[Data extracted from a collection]
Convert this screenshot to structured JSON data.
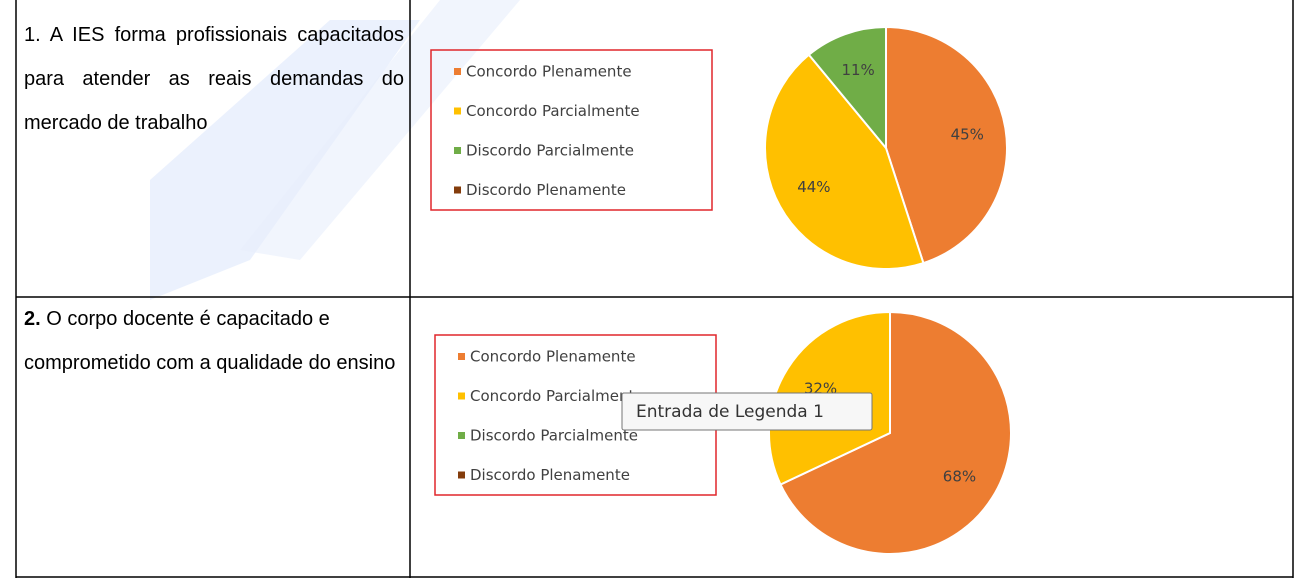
{
  "rows": [
    {
      "number": "1.",
      "text": "A IES forma profissionais capacitados para atender as reais demandas do mercado de trabalho",
      "chart": {
        "type": "pie",
        "categories": [
          "Concordo Plenamente",
          "Concordo Parcialmente",
          "Discordo Parcialmente",
          "Discordo Plenamente"
        ],
        "values": [
          45,
          44,
          11,
          0
        ],
        "value_labels": [
          "45%",
          "44%",
          "11%",
          null
        ],
        "colors": [
          "#ED7D31",
          "#FFC000",
          "#70AD47",
          "#843C0C"
        ]
      }
    },
    {
      "number": "2.",
      "text": "O corpo docente é capacitado e comprometido com a qualidade do ensino",
      "chart": {
        "type": "pie",
        "categories": [
          "Concordo Plenamente",
          "Concordo Parcialmente",
          "Discordo Parcialmente",
          "Discordo Plenamente"
        ],
        "values": [
          68,
          32,
          0,
          0
        ],
        "value_labels": [
          "68%",
          "32%",
          null,
          null
        ],
        "colors": [
          "#ED7D31",
          "#FFC000",
          "#70AD47",
          "#843C0C"
        ],
        "tooltip": "Entrada de Legenda 1"
      }
    }
  ]
}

● What to do
Every entry must be written out exactly, with all pictures left out.

● Task result
Convert this screenshot to structured JSON data.
{
  "rows": [
    {
      "number": "1.",
      "text": "A IES forma profissionais capacitados para atender as reais demandas do mercado de trabalho",
      "chart": {
        "type": "pie",
        "categories": [
          "Concordo Plenamente",
          "Concordo Parcialmente",
          "Discordo Parcialmente",
          "Discordo Plenamente"
        ],
        "values": [
          45,
          44,
          11,
          0
        ],
        "value_labels": [
          "45%",
          "44%",
          "11%",
          null
        ],
        "colors": [
          "#ED7D31",
          "#FFC000",
          "#70AD47",
          "#843C0C"
        ]
      }
    },
    {
      "number": "2.",
      "text": "O corpo docente é capacitado e comprometido com a qualidade do ensino",
      "chart": {
        "type": "pie",
        "categories": [
          "Concordo Plenamente",
          "Concordo Parcialmente",
          "Discordo Parcialmente",
          "Discordo Plenamente"
        ],
        "values": [
          68,
          32,
          0,
          0
        ],
        "value_labels": [
          "68%",
          "32%",
          null,
          null
        ],
        "colors": [
          "#ED7D31",
          "#FFC000",
          "#70AD47",
          "#843C0C"
        ],
        "tooltip": "Entrada de Legenda 1"
      }
    }
  ]
}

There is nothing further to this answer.